» What you are asked to do: For each line in the material below that holds "Primary", copy that line.

-------

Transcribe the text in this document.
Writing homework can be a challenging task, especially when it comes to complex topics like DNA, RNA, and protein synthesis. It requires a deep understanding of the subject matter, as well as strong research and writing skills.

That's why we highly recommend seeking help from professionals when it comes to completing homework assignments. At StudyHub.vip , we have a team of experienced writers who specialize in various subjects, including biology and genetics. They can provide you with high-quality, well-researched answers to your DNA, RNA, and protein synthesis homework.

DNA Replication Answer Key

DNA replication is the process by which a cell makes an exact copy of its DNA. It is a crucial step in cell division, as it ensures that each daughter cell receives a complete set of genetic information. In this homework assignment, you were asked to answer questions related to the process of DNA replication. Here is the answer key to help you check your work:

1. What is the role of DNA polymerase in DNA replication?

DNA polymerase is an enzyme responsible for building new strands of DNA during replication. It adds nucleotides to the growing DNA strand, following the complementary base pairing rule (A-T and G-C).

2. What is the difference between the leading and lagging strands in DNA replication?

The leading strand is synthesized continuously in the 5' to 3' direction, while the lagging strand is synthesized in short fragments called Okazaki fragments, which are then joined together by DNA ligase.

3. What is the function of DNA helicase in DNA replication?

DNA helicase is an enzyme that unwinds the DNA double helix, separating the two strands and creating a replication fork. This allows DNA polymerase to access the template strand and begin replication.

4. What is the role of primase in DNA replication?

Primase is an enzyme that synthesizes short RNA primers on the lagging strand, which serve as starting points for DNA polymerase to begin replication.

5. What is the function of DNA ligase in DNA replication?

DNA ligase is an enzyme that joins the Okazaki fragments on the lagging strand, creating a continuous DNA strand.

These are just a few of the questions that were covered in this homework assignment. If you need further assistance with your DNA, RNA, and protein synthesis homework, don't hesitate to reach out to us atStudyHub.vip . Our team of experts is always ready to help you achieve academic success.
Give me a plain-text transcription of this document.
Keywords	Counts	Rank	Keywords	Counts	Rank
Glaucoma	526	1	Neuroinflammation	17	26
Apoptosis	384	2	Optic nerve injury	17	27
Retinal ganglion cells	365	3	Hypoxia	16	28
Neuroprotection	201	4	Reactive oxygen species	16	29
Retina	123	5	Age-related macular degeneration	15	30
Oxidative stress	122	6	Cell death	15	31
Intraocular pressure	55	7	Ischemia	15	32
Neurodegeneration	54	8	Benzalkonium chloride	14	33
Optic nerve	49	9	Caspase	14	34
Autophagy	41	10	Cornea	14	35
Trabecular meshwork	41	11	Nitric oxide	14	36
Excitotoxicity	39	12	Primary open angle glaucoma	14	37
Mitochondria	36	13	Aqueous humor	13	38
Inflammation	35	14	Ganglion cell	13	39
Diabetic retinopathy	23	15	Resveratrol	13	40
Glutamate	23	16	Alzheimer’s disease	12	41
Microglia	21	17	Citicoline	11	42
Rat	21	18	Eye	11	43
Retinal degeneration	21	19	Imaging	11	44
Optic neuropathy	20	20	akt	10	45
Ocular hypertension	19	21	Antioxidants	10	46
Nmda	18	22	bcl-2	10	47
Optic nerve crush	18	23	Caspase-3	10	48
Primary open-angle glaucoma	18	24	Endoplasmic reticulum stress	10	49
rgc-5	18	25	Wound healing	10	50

-------

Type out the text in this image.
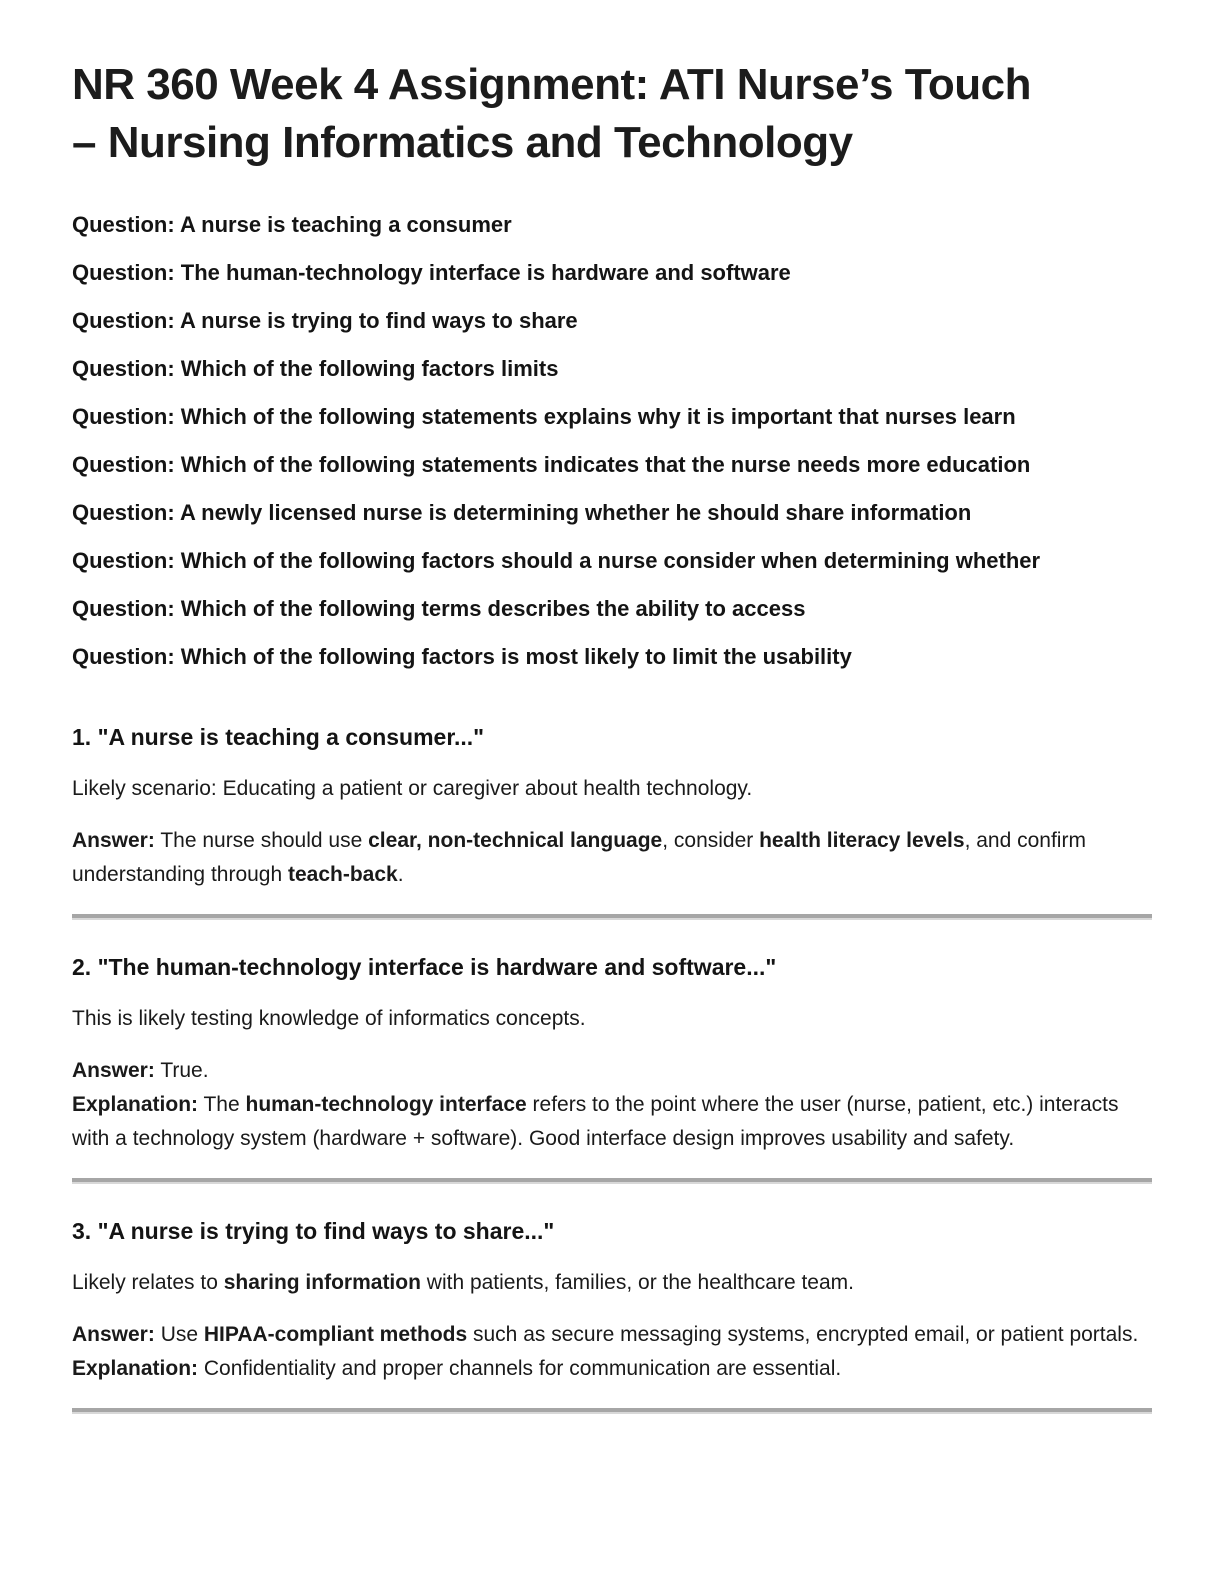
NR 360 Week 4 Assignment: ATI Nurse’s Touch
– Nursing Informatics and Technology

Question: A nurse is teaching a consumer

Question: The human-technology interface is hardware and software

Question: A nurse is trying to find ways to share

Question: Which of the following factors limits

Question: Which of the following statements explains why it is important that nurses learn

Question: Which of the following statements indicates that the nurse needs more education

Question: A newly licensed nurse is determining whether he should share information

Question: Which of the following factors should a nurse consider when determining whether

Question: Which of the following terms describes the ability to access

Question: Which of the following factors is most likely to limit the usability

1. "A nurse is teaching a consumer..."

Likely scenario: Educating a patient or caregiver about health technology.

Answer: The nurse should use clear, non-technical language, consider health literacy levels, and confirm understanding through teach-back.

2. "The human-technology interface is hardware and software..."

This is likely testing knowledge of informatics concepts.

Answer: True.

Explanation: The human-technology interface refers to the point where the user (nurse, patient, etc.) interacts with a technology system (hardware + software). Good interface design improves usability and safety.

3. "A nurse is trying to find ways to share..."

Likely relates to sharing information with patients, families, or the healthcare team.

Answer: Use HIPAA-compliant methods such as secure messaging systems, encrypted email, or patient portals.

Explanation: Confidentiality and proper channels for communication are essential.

-------

» Output below:
Excitotoxicity	39	12	Primary open angle glaucoma	14	37
Primary open-angle glaucoma	18	24	Endoplasmic reticulum stress	10	49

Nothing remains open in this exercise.